In the records below, find each line containing the word "JSON" and copy it.

Extracted records:
>> BEGIN

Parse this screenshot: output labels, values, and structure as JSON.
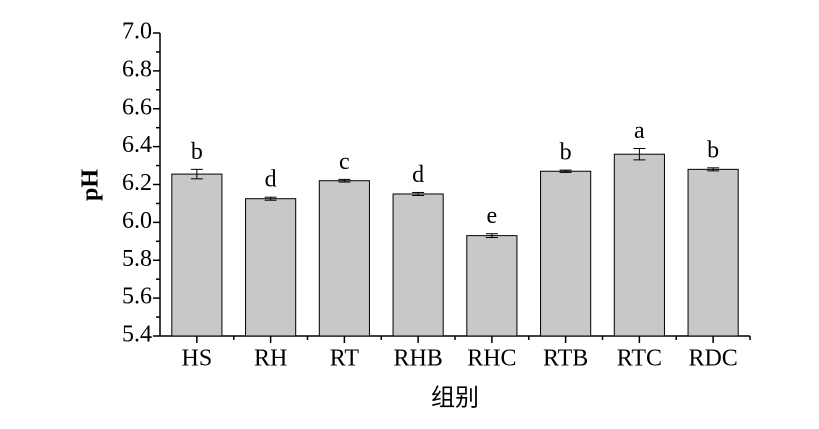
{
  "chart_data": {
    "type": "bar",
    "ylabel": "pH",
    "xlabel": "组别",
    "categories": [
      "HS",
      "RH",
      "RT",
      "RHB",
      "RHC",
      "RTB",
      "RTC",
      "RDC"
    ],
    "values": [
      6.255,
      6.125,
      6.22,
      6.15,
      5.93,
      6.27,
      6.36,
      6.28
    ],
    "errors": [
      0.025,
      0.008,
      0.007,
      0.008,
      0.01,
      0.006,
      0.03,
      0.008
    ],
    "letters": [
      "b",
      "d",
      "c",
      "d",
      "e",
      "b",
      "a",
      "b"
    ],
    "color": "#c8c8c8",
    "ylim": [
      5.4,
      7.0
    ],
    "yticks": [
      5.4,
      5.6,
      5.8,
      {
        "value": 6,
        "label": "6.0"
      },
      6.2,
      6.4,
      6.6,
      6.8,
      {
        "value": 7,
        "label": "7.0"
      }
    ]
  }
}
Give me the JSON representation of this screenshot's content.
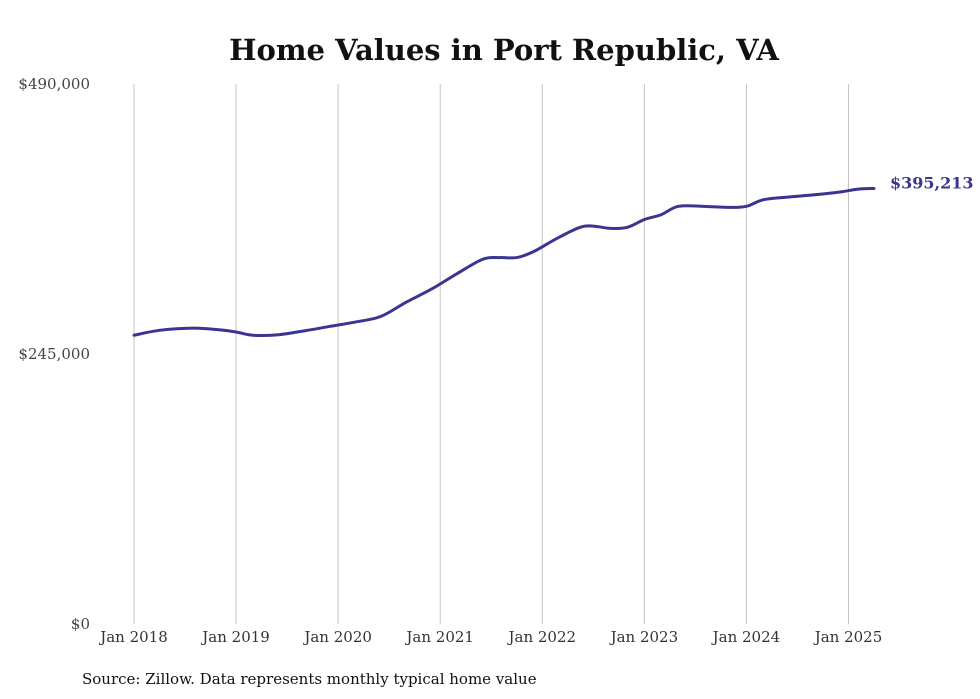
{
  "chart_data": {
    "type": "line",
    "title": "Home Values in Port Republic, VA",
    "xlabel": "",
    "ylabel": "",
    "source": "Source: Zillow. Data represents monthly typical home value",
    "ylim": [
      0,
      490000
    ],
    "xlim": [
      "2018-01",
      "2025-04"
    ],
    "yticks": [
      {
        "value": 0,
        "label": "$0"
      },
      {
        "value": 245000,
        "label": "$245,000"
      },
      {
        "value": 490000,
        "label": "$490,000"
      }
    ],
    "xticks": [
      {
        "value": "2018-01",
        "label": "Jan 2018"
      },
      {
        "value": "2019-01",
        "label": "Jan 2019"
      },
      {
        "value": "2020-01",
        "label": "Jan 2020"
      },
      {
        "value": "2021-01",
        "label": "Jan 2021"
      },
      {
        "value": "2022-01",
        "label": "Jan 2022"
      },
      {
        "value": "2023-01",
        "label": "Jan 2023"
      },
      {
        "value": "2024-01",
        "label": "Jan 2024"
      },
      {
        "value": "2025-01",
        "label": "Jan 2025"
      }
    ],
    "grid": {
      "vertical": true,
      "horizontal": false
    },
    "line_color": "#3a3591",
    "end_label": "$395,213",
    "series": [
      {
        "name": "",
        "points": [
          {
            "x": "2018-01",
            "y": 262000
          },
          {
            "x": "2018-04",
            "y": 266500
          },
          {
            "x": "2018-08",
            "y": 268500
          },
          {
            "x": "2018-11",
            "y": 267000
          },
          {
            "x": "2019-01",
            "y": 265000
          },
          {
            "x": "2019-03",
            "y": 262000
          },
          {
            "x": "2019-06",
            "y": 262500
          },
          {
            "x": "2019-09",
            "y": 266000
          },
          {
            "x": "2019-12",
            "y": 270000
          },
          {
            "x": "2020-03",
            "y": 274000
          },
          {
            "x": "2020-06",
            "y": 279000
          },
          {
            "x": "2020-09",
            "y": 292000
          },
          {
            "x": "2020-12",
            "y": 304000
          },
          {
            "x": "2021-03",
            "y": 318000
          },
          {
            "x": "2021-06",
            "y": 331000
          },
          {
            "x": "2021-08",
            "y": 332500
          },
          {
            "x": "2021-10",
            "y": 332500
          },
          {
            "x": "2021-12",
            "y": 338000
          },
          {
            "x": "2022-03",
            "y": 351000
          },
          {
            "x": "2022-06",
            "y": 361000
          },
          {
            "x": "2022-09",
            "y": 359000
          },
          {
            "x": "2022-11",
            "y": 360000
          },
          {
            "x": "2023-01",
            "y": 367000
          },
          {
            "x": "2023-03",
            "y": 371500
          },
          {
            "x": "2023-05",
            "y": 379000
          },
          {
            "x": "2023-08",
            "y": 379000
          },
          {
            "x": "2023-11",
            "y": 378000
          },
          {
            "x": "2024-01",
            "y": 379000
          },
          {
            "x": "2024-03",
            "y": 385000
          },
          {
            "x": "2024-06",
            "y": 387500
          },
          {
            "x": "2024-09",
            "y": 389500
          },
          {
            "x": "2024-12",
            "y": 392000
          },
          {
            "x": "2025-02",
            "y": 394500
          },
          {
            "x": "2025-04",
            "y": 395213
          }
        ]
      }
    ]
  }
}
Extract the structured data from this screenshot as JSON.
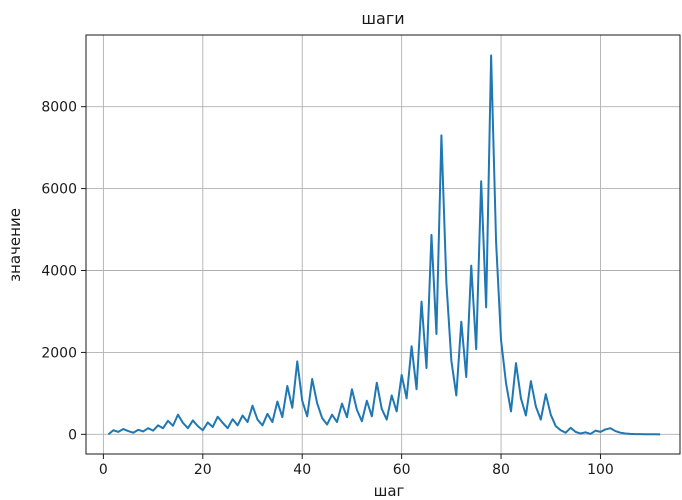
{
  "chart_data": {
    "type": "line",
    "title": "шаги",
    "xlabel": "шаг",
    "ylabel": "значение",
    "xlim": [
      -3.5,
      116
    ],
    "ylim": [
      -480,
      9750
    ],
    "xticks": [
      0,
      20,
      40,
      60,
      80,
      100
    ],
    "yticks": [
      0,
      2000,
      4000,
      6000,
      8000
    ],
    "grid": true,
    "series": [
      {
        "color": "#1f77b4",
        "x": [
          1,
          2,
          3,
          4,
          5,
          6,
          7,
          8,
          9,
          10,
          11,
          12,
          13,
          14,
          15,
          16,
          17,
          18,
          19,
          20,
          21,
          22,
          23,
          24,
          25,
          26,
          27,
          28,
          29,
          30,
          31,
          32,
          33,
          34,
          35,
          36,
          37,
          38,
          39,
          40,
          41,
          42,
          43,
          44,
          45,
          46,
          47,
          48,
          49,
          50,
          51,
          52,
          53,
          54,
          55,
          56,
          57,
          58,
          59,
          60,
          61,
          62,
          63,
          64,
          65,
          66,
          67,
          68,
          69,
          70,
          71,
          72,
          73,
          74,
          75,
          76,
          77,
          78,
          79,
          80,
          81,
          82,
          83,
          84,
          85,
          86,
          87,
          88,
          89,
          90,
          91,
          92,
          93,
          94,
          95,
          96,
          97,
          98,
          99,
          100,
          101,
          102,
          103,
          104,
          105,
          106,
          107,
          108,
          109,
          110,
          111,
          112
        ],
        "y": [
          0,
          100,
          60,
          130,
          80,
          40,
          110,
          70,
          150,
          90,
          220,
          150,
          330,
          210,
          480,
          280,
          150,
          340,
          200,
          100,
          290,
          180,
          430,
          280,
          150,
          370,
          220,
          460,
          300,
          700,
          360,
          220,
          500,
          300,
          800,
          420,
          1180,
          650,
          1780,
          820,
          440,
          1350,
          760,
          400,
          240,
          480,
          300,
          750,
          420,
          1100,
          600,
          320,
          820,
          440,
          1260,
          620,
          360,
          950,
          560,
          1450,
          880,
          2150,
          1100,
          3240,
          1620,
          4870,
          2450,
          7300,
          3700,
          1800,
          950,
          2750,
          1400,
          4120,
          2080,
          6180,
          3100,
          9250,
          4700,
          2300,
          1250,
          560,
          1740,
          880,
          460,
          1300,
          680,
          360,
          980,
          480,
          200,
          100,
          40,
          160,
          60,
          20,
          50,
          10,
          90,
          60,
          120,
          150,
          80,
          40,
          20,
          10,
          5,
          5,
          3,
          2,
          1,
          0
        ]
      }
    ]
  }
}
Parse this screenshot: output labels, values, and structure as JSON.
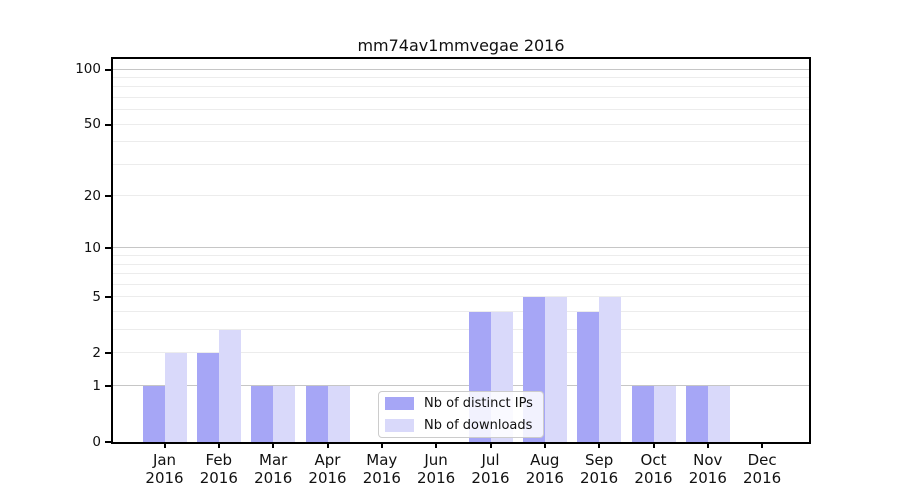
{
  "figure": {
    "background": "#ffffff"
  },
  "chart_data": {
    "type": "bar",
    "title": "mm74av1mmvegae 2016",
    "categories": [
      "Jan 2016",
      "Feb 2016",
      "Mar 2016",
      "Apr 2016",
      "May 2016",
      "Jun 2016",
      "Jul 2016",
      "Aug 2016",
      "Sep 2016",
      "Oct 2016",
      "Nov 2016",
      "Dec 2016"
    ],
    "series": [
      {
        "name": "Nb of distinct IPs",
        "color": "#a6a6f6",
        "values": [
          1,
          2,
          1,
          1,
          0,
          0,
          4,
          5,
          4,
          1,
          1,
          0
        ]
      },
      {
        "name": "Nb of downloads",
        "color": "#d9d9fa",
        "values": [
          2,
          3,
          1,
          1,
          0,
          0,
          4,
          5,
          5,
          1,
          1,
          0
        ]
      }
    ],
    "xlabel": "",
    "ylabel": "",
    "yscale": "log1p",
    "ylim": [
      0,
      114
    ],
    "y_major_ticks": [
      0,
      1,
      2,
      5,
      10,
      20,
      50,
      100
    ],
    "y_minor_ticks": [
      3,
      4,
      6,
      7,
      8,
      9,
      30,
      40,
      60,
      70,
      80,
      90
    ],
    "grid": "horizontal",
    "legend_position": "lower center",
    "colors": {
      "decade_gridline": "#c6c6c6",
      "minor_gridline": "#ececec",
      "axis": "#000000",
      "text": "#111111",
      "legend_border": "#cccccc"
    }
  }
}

>> END

Complete answer:
Parse this screenshot: output labels, values, and structure as JSON.
Give me the JSON representation of this screenshot's content.
Extract the structured data from this screenshot as JSON.
Parse this screenshot: output labels, values, and structure as JSON.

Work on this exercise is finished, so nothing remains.